----- Data records -----

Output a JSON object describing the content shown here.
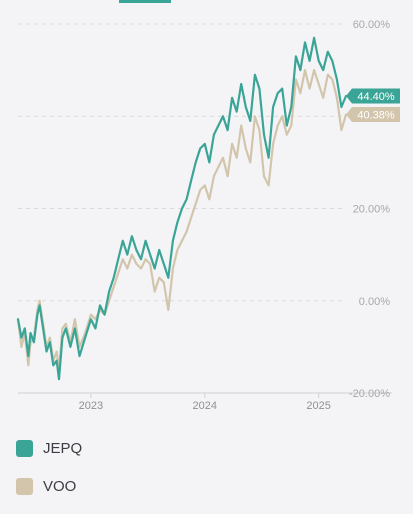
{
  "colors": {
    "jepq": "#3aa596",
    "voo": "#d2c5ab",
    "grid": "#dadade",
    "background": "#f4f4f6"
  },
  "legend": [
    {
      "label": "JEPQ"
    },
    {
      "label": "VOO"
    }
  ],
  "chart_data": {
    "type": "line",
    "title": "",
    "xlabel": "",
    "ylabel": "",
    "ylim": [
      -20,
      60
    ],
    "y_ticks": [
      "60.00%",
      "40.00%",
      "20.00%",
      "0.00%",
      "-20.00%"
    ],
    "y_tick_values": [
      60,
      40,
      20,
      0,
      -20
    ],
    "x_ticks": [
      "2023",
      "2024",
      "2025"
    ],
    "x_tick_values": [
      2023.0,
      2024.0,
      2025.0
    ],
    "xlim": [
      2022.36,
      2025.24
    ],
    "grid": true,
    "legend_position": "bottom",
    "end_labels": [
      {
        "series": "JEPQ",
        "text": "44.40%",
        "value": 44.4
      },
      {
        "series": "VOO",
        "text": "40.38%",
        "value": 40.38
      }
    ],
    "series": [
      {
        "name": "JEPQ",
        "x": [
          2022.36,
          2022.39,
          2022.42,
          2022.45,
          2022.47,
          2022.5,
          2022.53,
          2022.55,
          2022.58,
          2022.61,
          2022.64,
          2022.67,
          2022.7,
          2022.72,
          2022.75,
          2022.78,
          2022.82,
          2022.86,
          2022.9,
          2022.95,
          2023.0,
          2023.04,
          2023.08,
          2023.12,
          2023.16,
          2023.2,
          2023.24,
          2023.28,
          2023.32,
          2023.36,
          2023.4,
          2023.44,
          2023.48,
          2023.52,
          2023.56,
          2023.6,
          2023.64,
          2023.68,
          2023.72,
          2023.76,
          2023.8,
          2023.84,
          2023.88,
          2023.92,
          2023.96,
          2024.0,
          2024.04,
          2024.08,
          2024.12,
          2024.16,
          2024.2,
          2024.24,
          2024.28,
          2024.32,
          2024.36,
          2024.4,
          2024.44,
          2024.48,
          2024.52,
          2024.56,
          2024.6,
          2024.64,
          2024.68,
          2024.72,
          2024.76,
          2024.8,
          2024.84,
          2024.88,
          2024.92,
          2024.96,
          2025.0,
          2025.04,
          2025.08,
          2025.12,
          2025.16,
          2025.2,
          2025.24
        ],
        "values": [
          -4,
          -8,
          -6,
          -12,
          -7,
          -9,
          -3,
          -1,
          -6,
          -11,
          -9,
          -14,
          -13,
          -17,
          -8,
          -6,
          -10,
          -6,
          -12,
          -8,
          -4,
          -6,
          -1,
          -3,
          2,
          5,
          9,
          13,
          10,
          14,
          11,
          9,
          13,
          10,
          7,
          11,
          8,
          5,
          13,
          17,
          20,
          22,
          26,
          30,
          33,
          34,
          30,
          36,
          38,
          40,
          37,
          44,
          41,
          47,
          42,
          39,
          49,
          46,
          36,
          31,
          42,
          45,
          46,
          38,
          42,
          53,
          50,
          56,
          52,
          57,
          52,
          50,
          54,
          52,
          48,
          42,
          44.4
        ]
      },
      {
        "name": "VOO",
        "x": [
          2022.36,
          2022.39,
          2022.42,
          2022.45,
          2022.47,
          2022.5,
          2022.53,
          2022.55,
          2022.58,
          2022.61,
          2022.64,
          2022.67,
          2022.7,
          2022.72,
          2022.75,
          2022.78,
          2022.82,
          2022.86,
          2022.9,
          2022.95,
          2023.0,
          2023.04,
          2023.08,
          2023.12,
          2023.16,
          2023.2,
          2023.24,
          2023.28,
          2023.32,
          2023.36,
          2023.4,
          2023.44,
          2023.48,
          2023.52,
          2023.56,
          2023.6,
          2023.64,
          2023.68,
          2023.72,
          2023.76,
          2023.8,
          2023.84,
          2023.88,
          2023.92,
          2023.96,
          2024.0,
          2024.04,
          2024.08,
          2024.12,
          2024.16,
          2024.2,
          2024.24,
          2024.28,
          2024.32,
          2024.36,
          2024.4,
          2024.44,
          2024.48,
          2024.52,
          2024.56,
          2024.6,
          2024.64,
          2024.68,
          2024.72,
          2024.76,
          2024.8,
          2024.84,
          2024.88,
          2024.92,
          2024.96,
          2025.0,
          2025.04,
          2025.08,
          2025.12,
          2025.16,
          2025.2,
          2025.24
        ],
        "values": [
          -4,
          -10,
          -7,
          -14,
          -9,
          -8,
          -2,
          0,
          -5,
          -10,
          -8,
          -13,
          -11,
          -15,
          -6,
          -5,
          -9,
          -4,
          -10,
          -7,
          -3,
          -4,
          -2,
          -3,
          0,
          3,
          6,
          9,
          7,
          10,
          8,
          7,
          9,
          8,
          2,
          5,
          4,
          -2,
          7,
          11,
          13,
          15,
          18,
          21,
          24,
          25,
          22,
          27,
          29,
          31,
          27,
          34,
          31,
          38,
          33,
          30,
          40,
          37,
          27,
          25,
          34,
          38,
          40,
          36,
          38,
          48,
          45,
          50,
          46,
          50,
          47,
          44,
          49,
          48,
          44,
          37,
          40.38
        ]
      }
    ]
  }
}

-----
----- Data records -----

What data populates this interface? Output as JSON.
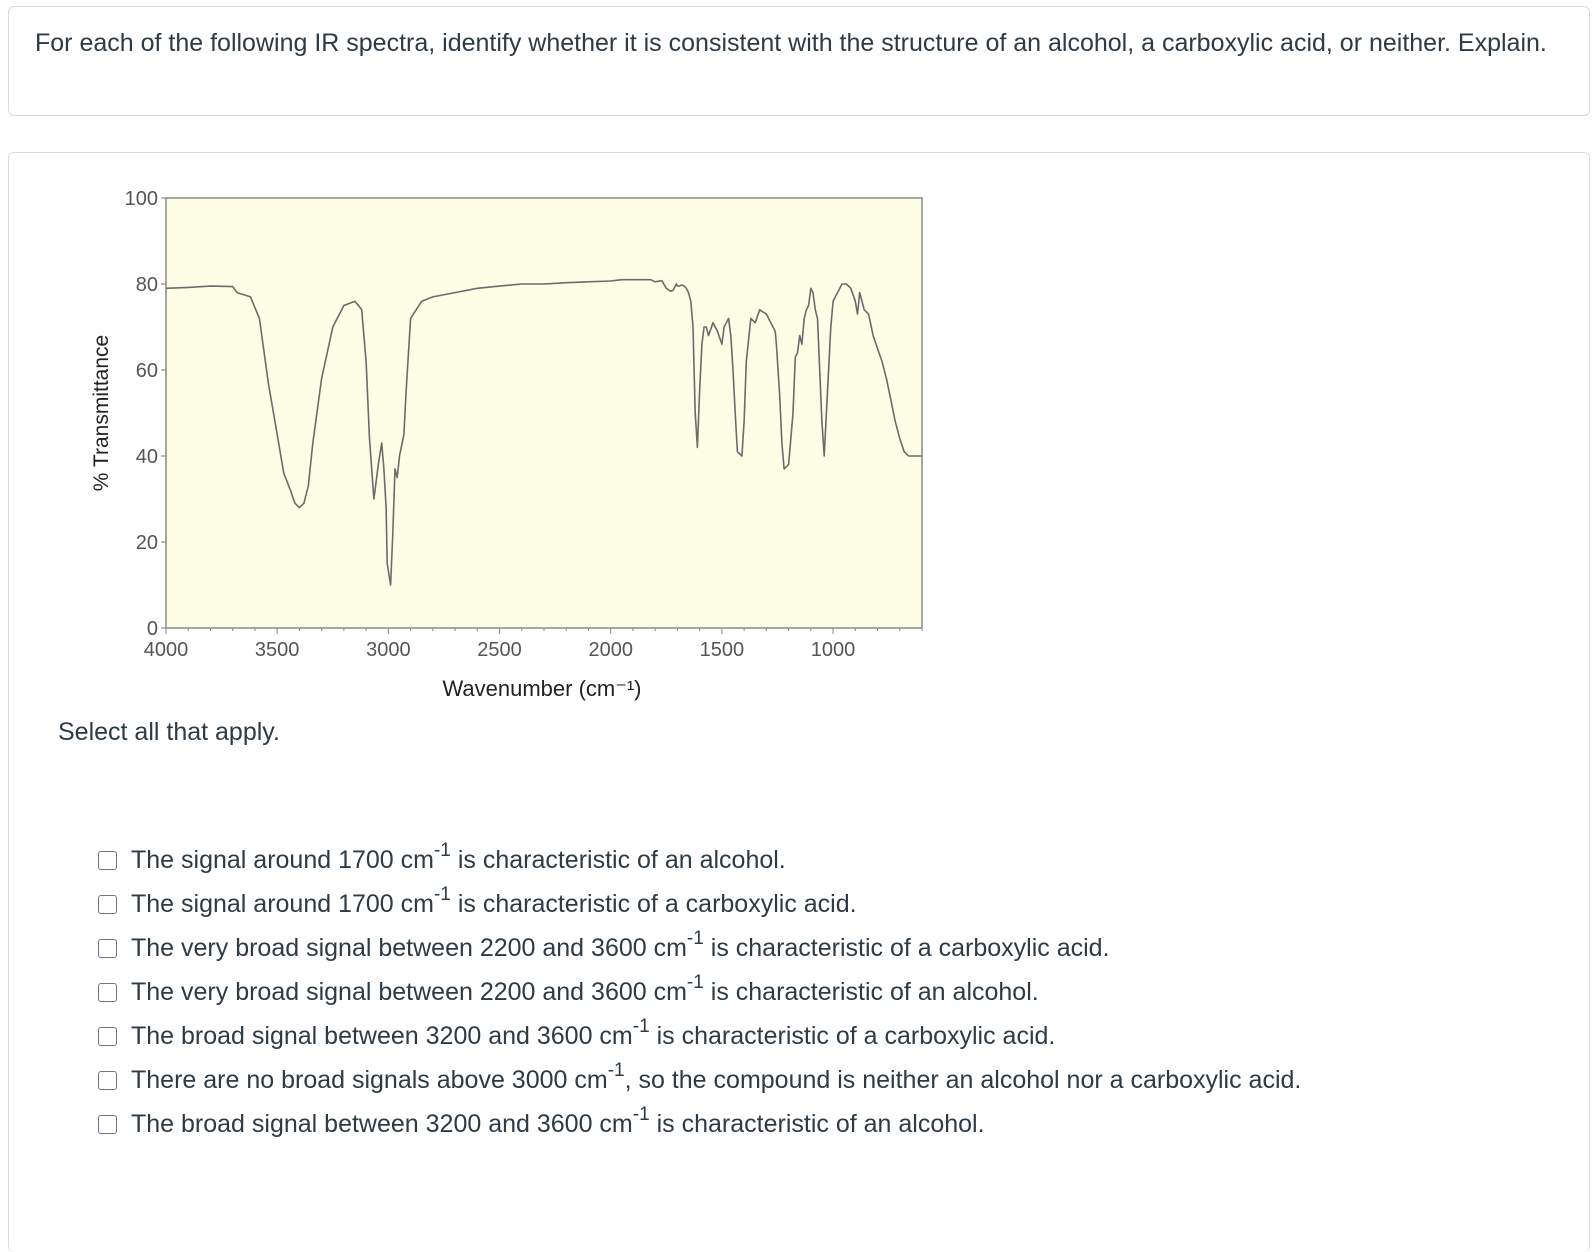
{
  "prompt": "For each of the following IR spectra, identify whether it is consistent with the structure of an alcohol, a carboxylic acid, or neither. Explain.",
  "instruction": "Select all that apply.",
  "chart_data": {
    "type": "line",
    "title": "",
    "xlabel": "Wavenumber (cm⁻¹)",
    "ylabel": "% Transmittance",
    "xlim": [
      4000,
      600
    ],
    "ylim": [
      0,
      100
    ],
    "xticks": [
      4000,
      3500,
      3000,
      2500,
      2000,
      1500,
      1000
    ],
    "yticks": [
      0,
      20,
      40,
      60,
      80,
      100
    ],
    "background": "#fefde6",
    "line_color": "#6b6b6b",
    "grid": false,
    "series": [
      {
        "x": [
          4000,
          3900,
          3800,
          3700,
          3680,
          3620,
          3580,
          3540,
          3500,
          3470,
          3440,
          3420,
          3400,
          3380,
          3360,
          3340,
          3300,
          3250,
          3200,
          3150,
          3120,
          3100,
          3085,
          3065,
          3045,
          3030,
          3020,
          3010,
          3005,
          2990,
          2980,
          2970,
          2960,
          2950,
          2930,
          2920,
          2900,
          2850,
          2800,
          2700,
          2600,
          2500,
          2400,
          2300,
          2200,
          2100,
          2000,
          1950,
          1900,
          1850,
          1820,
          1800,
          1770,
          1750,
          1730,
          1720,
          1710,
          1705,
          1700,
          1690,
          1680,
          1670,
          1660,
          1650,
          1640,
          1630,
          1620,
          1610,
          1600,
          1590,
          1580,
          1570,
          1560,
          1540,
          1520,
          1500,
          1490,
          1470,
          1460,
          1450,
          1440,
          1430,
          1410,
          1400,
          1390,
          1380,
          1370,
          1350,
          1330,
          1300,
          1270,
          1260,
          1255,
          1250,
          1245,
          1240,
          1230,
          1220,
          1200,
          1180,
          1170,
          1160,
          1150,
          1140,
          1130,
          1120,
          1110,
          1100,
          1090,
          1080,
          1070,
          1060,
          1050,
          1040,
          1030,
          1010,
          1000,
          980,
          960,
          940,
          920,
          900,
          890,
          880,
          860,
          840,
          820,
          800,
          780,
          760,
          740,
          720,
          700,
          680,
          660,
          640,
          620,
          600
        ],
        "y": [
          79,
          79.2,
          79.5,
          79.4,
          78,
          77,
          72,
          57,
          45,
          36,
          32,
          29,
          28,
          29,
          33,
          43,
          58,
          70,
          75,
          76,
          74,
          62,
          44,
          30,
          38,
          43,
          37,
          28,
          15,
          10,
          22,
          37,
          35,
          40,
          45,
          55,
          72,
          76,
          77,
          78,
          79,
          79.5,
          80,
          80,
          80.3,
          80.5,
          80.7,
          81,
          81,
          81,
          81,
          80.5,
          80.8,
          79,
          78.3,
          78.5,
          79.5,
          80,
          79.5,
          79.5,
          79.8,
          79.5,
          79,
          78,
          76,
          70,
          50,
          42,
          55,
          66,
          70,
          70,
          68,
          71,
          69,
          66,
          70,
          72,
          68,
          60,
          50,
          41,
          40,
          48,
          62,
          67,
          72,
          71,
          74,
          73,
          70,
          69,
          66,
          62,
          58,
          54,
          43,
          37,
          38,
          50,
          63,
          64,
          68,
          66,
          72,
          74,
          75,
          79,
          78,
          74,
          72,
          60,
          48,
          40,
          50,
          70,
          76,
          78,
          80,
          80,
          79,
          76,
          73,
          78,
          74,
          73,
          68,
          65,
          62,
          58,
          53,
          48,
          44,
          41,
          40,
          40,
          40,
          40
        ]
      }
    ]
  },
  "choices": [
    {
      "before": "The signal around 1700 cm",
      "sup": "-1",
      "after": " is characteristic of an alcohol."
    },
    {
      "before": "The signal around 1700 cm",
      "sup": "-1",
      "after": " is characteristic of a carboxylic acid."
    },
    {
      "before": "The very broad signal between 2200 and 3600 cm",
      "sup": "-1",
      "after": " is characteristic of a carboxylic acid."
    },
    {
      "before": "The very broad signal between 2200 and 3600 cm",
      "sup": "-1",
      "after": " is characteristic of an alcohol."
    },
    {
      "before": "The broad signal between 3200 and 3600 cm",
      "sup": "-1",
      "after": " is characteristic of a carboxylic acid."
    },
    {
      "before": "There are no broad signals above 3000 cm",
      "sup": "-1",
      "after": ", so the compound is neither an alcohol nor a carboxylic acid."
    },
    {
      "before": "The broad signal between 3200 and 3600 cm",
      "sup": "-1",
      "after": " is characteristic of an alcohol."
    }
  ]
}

-----
----- Data records -----

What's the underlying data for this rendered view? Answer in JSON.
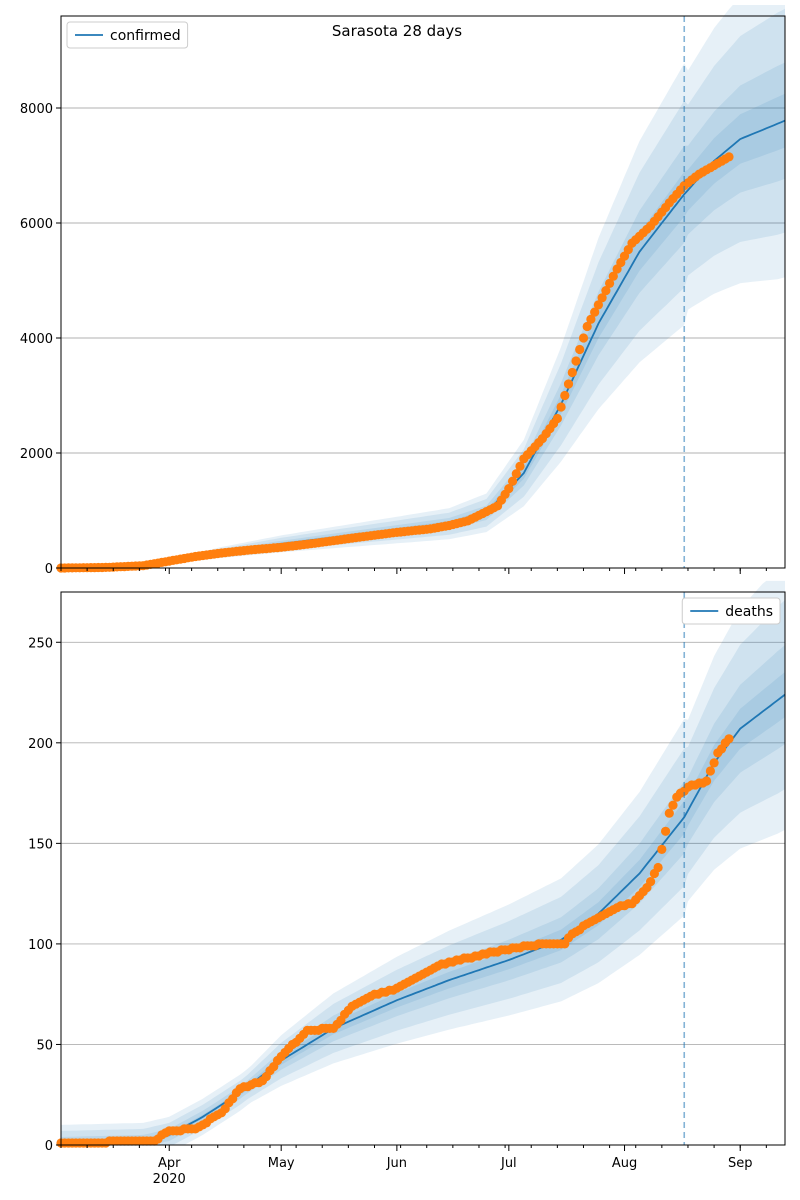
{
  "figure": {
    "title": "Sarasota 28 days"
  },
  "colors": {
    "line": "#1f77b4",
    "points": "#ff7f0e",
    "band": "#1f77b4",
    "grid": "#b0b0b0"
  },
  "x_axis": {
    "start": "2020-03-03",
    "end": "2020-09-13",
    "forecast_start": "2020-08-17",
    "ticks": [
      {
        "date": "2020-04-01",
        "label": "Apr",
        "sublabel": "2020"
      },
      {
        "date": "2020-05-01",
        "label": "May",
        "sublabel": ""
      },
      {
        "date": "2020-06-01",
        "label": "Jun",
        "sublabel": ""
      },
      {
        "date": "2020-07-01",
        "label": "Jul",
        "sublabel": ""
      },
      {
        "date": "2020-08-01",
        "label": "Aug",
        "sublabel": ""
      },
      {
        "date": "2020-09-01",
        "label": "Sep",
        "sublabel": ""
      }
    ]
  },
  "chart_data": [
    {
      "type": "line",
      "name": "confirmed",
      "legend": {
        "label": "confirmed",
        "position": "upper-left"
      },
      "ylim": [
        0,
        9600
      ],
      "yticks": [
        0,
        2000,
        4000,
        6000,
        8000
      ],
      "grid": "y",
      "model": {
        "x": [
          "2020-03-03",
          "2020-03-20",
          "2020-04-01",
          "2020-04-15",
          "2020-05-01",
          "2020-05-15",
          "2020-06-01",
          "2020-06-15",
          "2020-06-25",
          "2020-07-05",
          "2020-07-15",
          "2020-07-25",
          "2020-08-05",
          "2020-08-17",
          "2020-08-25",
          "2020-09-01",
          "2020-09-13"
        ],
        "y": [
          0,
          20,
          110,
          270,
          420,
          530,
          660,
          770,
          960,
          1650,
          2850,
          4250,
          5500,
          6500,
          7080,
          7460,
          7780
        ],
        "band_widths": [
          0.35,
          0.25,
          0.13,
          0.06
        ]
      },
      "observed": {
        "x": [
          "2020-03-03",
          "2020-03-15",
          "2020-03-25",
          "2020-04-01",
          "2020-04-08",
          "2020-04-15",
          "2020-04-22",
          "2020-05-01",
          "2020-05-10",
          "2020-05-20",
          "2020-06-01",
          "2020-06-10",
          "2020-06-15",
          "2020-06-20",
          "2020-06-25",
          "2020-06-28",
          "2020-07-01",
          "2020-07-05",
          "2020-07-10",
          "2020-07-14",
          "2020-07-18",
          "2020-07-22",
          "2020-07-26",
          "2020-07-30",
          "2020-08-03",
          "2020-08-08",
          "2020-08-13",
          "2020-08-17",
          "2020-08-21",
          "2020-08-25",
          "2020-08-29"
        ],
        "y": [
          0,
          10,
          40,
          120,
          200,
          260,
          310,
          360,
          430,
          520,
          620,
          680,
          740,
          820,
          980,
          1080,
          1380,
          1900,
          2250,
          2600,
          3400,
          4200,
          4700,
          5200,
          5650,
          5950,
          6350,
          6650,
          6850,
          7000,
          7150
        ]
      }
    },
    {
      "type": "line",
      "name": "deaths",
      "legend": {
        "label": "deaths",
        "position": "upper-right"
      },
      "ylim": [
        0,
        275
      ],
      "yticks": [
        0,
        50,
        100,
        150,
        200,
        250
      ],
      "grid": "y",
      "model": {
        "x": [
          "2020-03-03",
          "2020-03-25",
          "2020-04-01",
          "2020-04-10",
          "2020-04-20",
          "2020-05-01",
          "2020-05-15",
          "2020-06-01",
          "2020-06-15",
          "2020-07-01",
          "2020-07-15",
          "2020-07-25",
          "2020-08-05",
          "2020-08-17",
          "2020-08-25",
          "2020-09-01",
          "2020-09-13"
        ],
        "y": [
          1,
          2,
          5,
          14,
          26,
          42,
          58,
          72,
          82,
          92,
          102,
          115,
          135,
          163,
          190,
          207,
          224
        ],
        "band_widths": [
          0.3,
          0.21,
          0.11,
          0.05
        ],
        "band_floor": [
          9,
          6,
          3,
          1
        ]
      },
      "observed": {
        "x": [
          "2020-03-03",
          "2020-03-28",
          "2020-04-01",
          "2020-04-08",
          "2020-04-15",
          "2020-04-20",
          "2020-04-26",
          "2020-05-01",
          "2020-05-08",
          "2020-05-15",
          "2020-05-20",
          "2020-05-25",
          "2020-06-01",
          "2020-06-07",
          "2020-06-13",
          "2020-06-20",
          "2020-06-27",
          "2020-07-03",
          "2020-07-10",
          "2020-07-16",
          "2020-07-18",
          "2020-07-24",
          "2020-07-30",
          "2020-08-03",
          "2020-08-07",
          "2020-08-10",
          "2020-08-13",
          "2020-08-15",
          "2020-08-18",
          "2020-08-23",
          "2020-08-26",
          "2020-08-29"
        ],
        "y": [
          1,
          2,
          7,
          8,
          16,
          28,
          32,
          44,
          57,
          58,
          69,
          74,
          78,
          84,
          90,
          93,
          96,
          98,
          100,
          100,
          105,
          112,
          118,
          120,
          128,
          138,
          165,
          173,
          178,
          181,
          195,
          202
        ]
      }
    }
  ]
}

-----

* [Task description]: Show the lines from the data above that contain the string "Output".

* [Worked solution]:
Output a JSON object describing the content shown here.
What data populates this interface? Output as JSON.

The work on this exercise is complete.